## Aim
Extract all lines that hold the string "ylabel".

## Entries provided
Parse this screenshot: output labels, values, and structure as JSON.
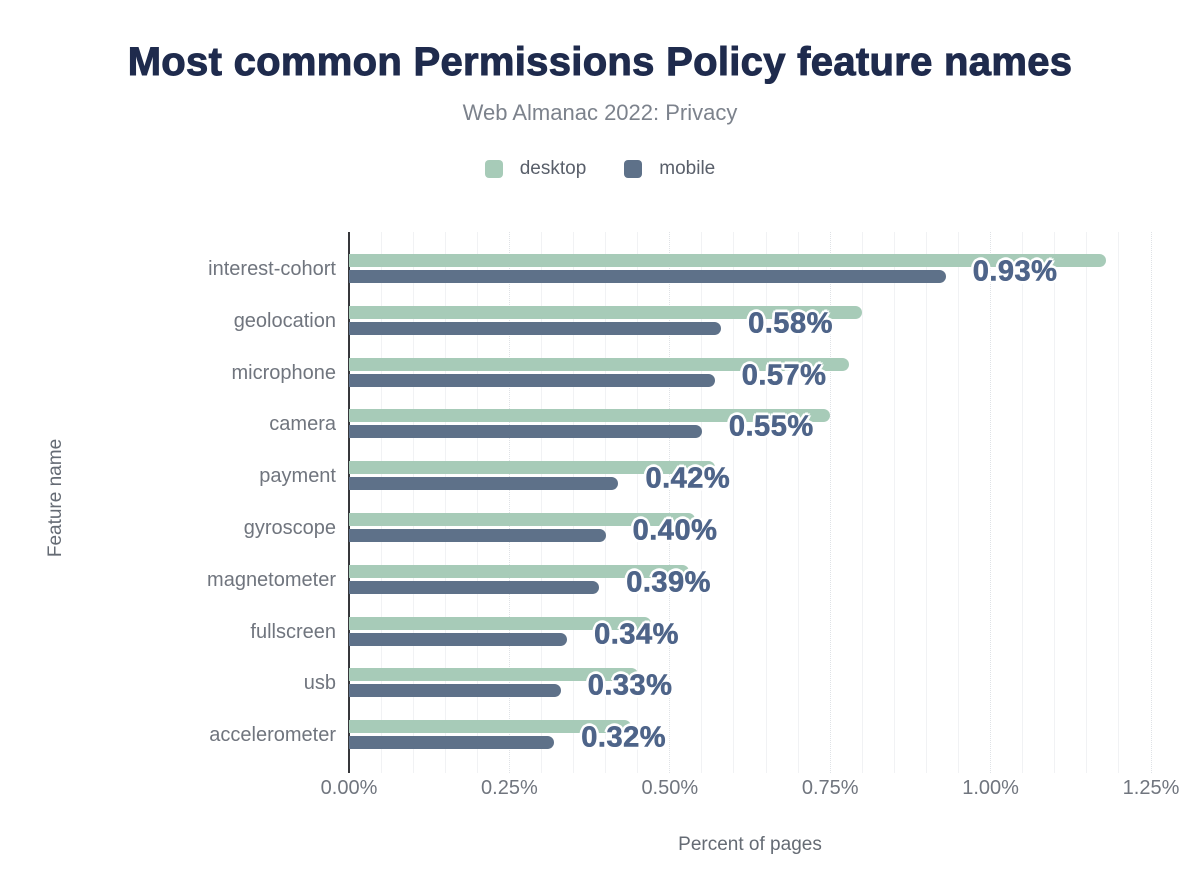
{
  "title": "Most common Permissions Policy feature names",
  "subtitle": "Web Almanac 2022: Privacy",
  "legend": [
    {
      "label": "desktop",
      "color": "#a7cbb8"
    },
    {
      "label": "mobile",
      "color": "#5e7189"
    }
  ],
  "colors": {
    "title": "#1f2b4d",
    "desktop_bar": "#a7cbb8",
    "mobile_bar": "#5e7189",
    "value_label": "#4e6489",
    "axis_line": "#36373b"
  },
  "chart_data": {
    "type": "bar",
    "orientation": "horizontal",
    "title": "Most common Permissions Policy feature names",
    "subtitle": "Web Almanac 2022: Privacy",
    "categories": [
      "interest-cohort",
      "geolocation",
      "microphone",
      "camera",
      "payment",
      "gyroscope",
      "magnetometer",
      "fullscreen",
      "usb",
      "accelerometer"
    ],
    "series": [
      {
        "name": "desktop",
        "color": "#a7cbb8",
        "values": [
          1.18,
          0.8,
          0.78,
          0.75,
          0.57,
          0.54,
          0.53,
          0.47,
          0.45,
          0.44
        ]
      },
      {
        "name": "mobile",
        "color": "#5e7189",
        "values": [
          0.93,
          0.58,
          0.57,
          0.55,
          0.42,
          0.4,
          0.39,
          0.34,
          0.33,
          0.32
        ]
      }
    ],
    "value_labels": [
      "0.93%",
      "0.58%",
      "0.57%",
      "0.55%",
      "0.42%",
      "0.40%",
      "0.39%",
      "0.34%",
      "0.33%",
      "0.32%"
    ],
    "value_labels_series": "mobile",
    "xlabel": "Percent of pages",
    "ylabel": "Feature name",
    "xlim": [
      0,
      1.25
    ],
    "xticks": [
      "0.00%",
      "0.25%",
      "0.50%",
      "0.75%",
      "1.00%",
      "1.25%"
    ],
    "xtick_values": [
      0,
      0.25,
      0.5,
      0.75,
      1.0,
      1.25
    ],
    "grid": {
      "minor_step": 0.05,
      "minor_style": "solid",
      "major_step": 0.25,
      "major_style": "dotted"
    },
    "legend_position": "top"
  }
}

* * *

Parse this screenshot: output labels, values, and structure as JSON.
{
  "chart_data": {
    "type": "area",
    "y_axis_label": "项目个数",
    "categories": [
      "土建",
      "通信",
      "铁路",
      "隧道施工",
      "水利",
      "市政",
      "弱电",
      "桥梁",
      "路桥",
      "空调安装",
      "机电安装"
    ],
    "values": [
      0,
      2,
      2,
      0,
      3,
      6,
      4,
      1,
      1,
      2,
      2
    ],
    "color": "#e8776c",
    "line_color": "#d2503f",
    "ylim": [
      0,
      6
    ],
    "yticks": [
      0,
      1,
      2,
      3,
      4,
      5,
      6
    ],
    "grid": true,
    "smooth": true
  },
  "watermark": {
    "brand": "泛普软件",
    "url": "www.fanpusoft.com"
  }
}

---

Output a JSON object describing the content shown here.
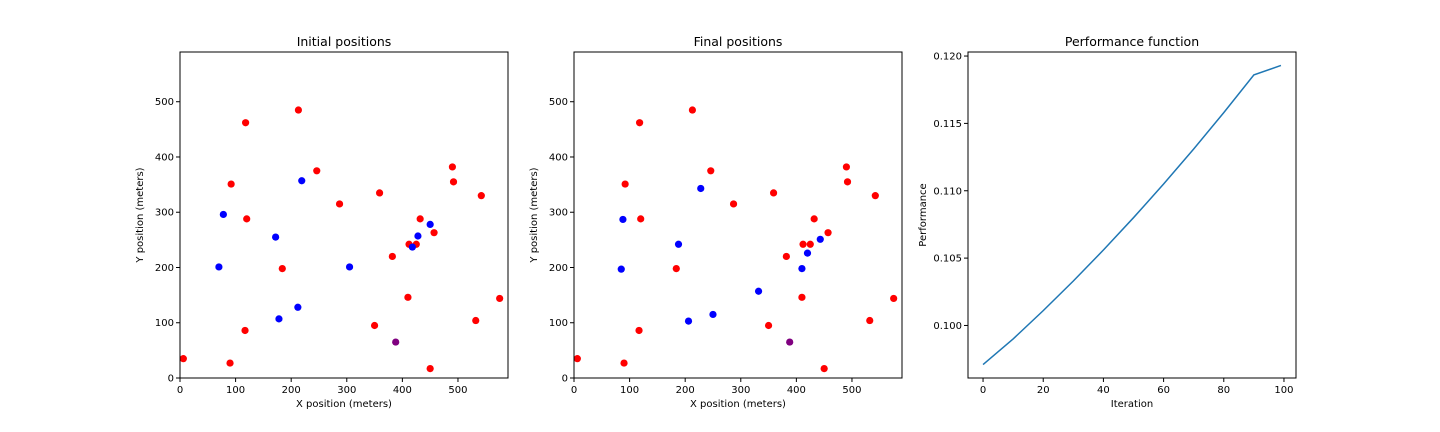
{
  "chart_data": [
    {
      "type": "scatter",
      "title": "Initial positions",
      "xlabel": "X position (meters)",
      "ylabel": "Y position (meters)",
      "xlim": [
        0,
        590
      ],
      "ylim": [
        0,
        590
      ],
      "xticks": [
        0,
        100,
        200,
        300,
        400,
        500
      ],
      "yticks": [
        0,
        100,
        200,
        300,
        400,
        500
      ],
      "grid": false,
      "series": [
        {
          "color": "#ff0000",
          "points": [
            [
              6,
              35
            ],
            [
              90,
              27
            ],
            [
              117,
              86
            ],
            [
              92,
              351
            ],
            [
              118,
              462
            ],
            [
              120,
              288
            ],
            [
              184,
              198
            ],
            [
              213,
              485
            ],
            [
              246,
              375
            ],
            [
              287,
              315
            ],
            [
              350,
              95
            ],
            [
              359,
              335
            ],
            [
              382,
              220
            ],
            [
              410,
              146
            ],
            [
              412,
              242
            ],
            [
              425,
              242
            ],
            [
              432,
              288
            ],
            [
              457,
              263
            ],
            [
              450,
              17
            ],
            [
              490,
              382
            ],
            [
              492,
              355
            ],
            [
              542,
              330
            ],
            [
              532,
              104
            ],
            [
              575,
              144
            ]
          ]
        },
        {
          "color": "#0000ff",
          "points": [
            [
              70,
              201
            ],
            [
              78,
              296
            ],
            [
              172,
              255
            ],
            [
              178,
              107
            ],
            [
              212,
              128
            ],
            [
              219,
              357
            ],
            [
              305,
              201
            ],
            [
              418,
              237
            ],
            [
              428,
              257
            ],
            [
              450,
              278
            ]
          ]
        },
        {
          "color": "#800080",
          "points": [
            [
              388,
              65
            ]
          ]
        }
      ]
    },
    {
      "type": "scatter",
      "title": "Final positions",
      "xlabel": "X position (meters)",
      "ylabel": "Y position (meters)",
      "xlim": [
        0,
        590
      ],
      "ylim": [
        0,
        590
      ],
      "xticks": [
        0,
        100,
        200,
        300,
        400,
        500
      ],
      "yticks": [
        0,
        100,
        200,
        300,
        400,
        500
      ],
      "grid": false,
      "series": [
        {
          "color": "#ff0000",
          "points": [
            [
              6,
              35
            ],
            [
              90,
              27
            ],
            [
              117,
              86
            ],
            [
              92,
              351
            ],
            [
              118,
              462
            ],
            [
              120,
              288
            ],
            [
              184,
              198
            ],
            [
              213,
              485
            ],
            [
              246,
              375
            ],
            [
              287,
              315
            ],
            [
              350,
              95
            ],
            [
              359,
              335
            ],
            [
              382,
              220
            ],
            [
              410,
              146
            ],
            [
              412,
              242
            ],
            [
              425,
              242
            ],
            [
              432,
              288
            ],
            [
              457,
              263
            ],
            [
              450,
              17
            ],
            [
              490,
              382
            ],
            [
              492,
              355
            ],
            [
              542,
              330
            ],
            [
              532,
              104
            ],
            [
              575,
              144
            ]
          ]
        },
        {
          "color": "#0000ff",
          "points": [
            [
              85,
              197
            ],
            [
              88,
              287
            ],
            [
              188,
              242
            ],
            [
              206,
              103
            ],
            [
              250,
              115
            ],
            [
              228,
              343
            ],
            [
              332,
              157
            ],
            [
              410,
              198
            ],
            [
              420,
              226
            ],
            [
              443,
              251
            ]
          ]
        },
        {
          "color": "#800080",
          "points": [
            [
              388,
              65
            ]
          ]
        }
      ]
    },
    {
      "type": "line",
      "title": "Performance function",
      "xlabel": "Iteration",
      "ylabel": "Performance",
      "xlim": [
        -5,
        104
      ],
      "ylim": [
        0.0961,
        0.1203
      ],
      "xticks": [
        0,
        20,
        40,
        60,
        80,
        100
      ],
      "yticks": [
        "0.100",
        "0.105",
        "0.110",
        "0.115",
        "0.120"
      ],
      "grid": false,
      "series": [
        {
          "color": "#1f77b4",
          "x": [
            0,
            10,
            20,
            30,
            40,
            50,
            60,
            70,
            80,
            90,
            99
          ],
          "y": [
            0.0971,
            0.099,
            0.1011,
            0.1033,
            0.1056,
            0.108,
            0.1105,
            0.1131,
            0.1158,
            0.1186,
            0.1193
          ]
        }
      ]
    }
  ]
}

## The answer
    "ylabel": "Feature name",
      "ylabel": "Y position (meters)",
      "ylabel": "Y position (meters)",
      "ylabel": "Performance",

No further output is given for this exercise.